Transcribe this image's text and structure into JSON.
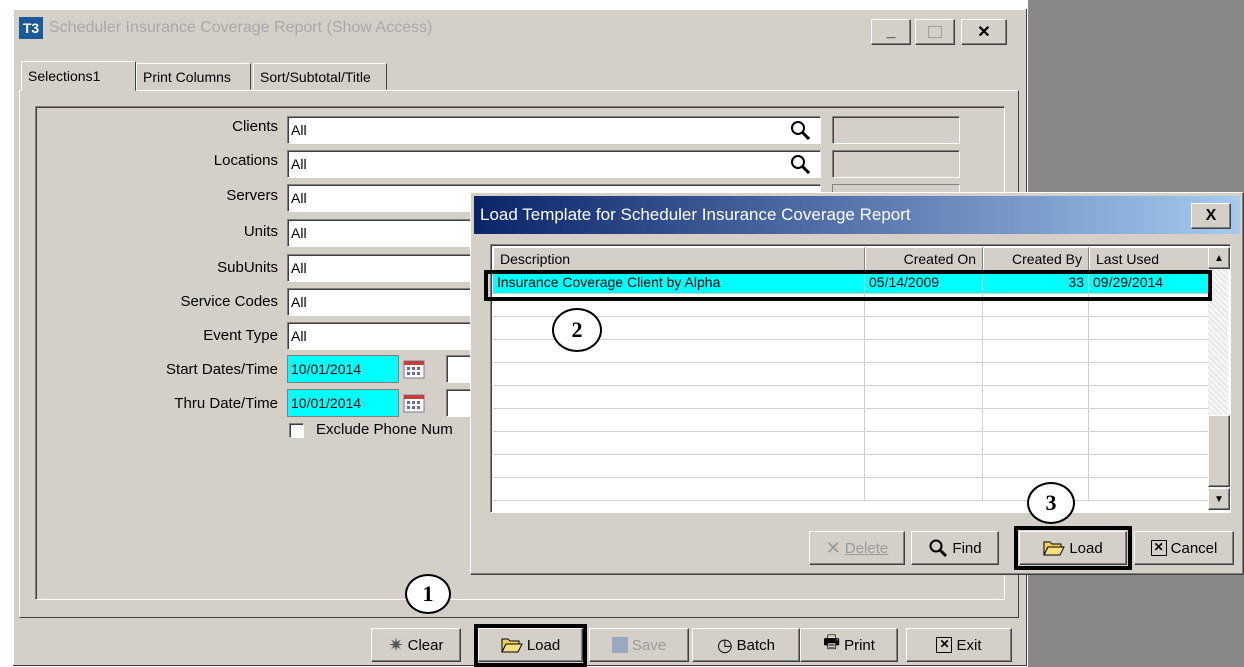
{
  "main_window": {
    "title": "Scheduler Insurance Coverage Report (Show Access)",
    "app_icon": "T3",
    "tabs": [
      {
        "label": "Selections1"
      },
      {
        "label": "Print Columns"
      },
      {
        "label": "Sort/Subtotal/Title"
      }
    ],
    "fields": [
      {
        "label": "Clients",
        "value": "All"
      },
      {
        "label": "Locations",
        "value": "All"
      },
      {
        "label": "Servers",
        "value": "All"
      },
      {
        "label": "Units",
        "value": "All"
      },
      {
        "label": "SubUnits",
        "value": "All"
      },
      {
        "label": "Service Codes",
        "value": "All"
      },
      {
        "label": "Event Type",
        "value": "All"
      }
    ],
    "start_date_label": "Start Dates/Time",
    "start_date_value": "10/01/2014",
    "thru_date_label": "Thru Date/Time",
    "thru_date_value": "10/01/2014",
    "exclude_label": "Exclude Phone Num",
    "buttons": {
      "clear": "Clear",
      "load": "Load",
      "save": "Save",
      "batch": "Batch",
      "print": "Print",
      "exit": "Exit"
    }
  },
  "dialog": {
    "title": "Load Template for Scheduler Insurance Coverage Report",
    "close": "X",
    "columns": [
      "Description",
      "Created On",
      "Created By",
      "Last Used"
    ],
    "rows": [
      {
        "description": "Insurance Coverage Client by Alpha",
        "created_on": "05/14/2009",
        "created_by": "33",
        "last_used": "09/29/2014"
      }
    ],
    "buttons": {
      "delete": "Delete",
      "find": "Find",
      "load": "Load",
      "cancel": "Cancel"
    }
  },
  "callouts": [
    "1",
    "2",
    "3"
  ],
  "colors": {
    "selection": "#00ffff",
    "dialog_title": "#0a246a",
    "window_face": "#d4d0c8"
  }
}
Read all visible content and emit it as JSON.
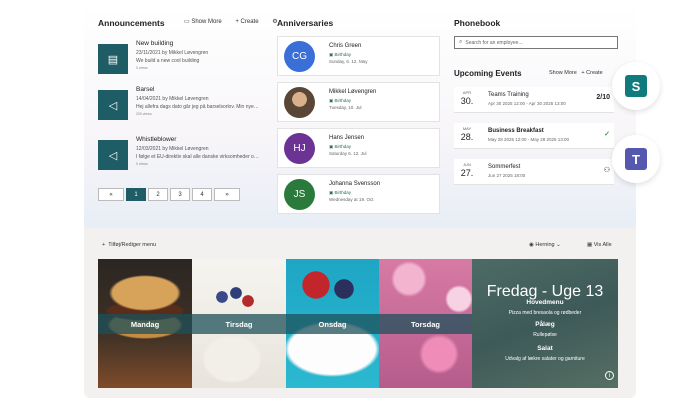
{
  "announcements": {
    "title": "Announcements",
    "show_more": "Show More",
    "create": "Create",
    "items": [
      {
        "title": "New building",
        "date": "23/11/2021 by Mikkel Løvengren",
        "desc": "We build a new cool building",
        "meta": "0 views"
      },
      {
        "title": "Barsel",
        "date": "14/04/2021 by Mikkel Løvengren",
        "desc": "Hej allefra dags dato går jeg på barselsorlov. Min nyeste barselsorlov Line-Marie...",
        "meta": "209 views"
      },
      {
        "title": "Whistleblower",
        "date": "12/03/2021 by Mikkel Løvengren",
        "desc": "I følge et EU-direktiv skal alle danske virksomheder og organisationer med mere...",
        "meta": "0 views"
      }
    ],
    "pager": [
      "«",
      "1",
      "2",
      "3",
      "4",
      "»"
    ]
  },
  "anniversaries": {
    "title": "Anniversaries",
    "items": [
      {
        "initials": "CG",
        "name": "Chris Green",
        "label": "Birthday",
        "date": "Sunday, 6. 12. May",
        "color": "#3a6fd8"
      },
      {
        "initials": "",
        "name": "Mikkel Løvengren",
        "label": "Birthday",
        "date": "Tuesday, 10. Jul",
        "color": "#5a4636"
      },
      {
        "initials": "HJ",
        "name": "Hans Jensen",
        "label": "Birthday",
        "date": "Saturday 6. 12. Jul",
        "color": "#6a3394"
      },
      {
        "initials": "JS",
        "name": "Johanna Svensson",
        "label": "Birthday",
        "date": "Wednesday at 19. Oct",
        "color": "#2a7a3b"
      }
    ]
  },
  "phonebook": {
    "title": "Phonebook",
    "search_placeholder": "Search for an employee..."
  },
  "events": {
    "title": "Upcoming Events",
    "show_more": "Show More",
    "create": "Create",
    "items": [
      {
        "month": "APR",
        "day": "30.",
        "name": "Teams Training",
        "time": "Apr 30 2025 12:00 - Apr 30 2025 13:00",
        "right": "2/10"
      },
      {
        "month": "MAY",
        "day": "28.",
        "name": "Business Breakfast",
        "time": "May 28 2025 12:00 - May 28 2025 13:00",
        "right": "✓"
      },
      {
        "month": "JUN",
        "day": "27.",
        "name": "Sommerfest",
        "time": "Jun 27 2025 18:00",
        "right": "⚇"
      }
    ]
  },
  "menu_bar": {
    "add_label": "Tilføj/Rediger menu",
    "location": "Herning",
    "view_all": "Vis Alle"
  },
  "days": [
    "Mandag",
    "Tirsdag",
    "Onsdag",
    "Torsdag"
  ],
  "friday": {
    "head": "Fredag - Uge 13",
    "main_title": "Hovedmenu",
    "main_desc": "Pizza med bresaola og rødbeder",
    "dessert_title": "Pålæg",
    "dessert_desc": "Rullepølse",
    "salad_title": "Salat",
    "salad_desc": "Udvalg af lækre salater og garniture"
  },
  "apps": {
    "sharepoint": "S",
    "teams": "T"
  },
  "colors": {
    "accent": "#1e5c66",
    "sharepoint": "#0f7b7d",
    "teams": "#5558af"
  }
}
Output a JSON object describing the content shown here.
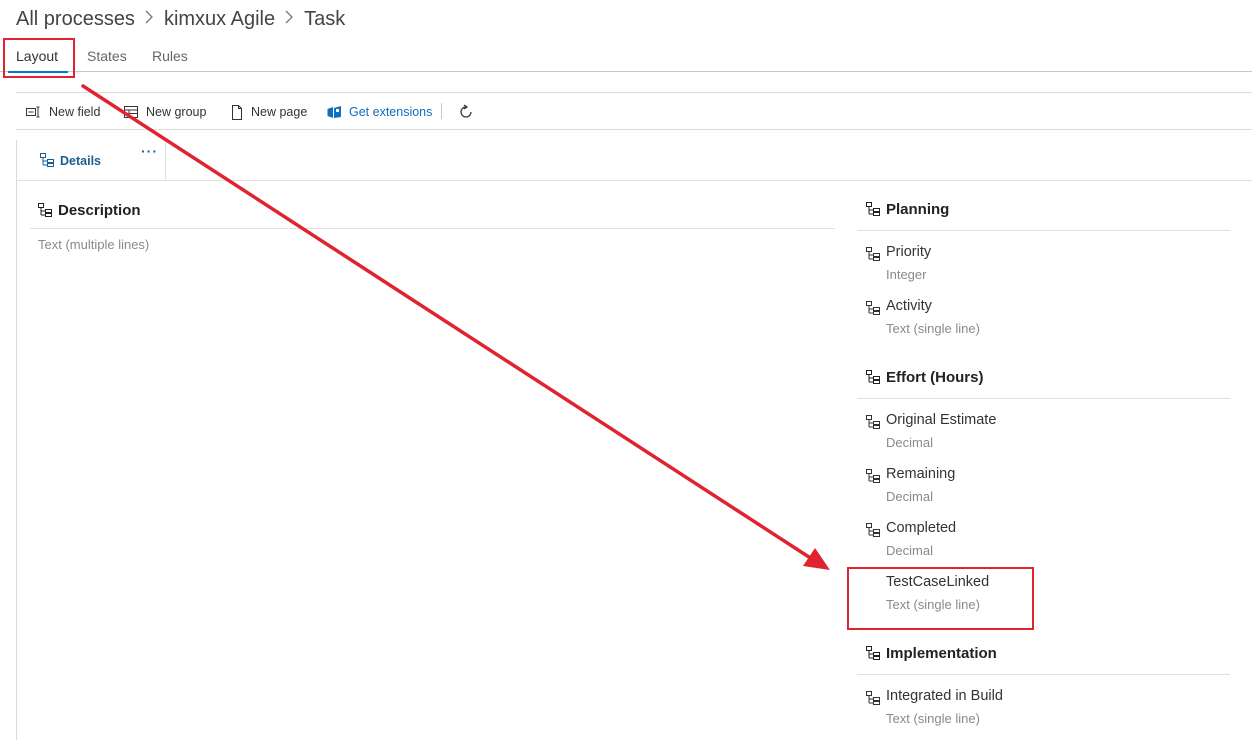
{
  "breadcrumb": {
    "items": [
      "All processes",
      "kimxux Agile",
      "Task"
    ]
  },
  "tabs": [
    "Layout",
    "States",
    "Rules"
  ],
  "toolbar": {
    "new_field": "New field",
    "new_group": "New group",
    "new_page": "New page",
    "get_extensions": "Get extensions"
  },
  "page_tab": {
    "label": "Details",
    "more": "···"
  },
  "left_column": {
    "group_title": "Description",
    "field_type": "Text (multiple lines)"
  },
  "right_column": {
    "groups": [
      {
        "title": "Planning",
        "fields": [
          {
            "name": "Priority",
            "type": "Integer"
          },
          {
            "name": "Activity",
            "type": "Text (single line)"
          }
        ]
      },
      {
        "title": "Effort (Hours)",
        "fields": [
          {
            "name": "Original Estimate",
            "type": "Decimal"
          },
          {
            "name": "Remaining",
            "type": "Decimal"
          },
          {
            "name": "Completed",
            "type": "Decimal"
          },
          {
            "name": "TestCaseLinked",
            "type": "Text (single line)"
          }
        ]
      },
      {
        "title": "Implementation",
        "fields": [
          {
            "name": "Integrated in Build",
            "type": "Text (single line)"
          }
        ]
      }
    ]
  },
  "colors": {
    "accent": "#0078d4",
    "link": "#106ebe",
    "annotation": "#e0242f"
  },
  "icons": [
    "chevron-right-icon",
    "new-field-icon",
    "new-group-icon",
    "new-page-icon",
    "extensions-icon",
    "refresh-icon",
    "drag-handle-icon",
    "more-icon"
  ]
}
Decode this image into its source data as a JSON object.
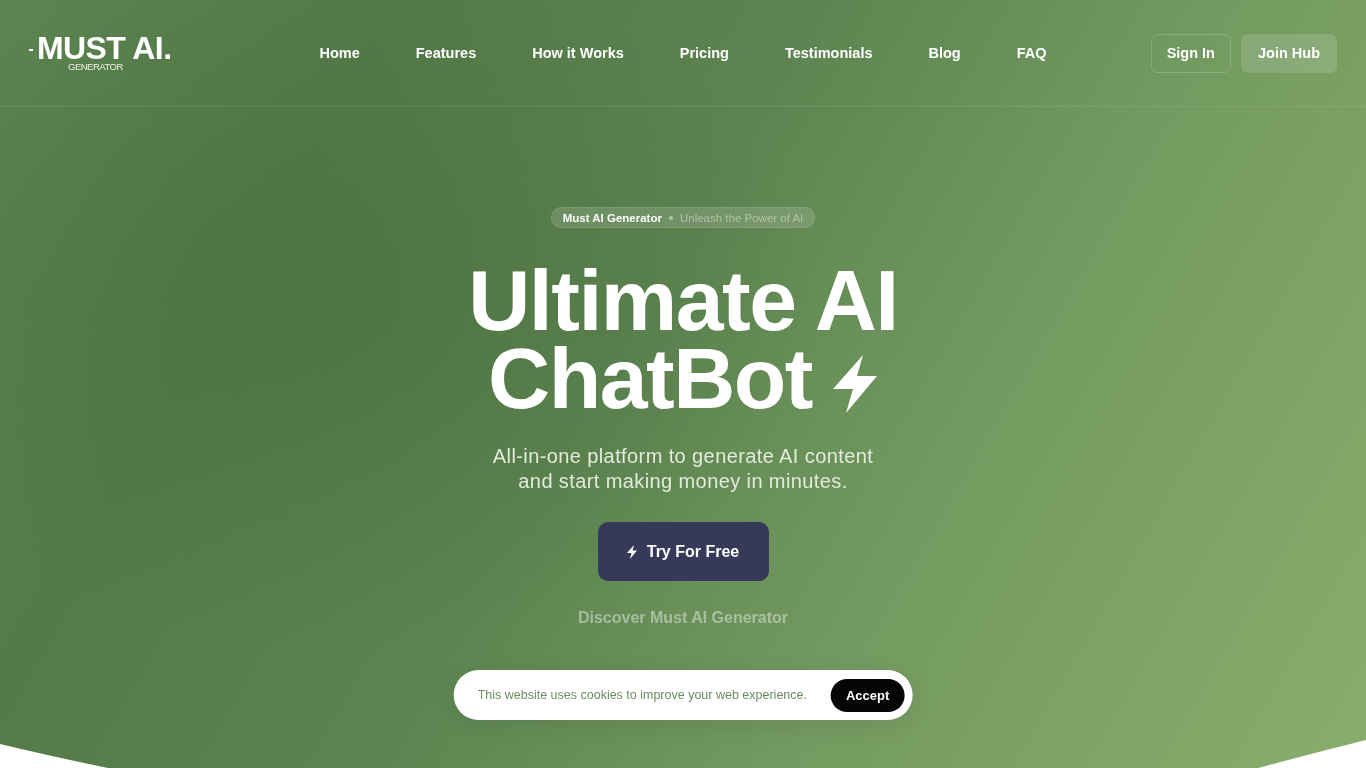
{
  "logo": {
    "wordmark": "MUST AI.",
    "tagline": "GENERATOR"
  },
  "nav": {
    "links": [
      "Home",
      "Features",
      "How it Works",
      "Pricing",
      "Testimonials",
      "Blog",
      "FAQ"
    ]
  },
  "actions": [
    {
      "label": "Sign In",
      "kind": "outline"
    },
    {
      "label": "Join Hub",
      "kind": "filled"
    }
  ],
  "hero": {
    "badge": {
      "name": "Must AI Generator",
      "tagline": "Unleash the Power of AI"
    },
    "headline": [
      "Ultimate AI",
      "ChatBot"
    ],
    "subtitle": "All-in-one platform to generate AI content and start making money in minutes.",
    "cta": "Try For Free",
    "link": "Discover Must AI Generator"
  },
  "cookie_banner": {
    "message": "This website uses cookies to improve your web experience.",
    "button": "Accept"
  }
}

▶ **WHAT IS EXPECTED**: Copy every line in the entries above that has the string "tagline" in it.

▶ **ANSWER TO THE PROBLEM**:
    "tagline": "GENERATOR"
      "tagline": "Unleash the Power of AI"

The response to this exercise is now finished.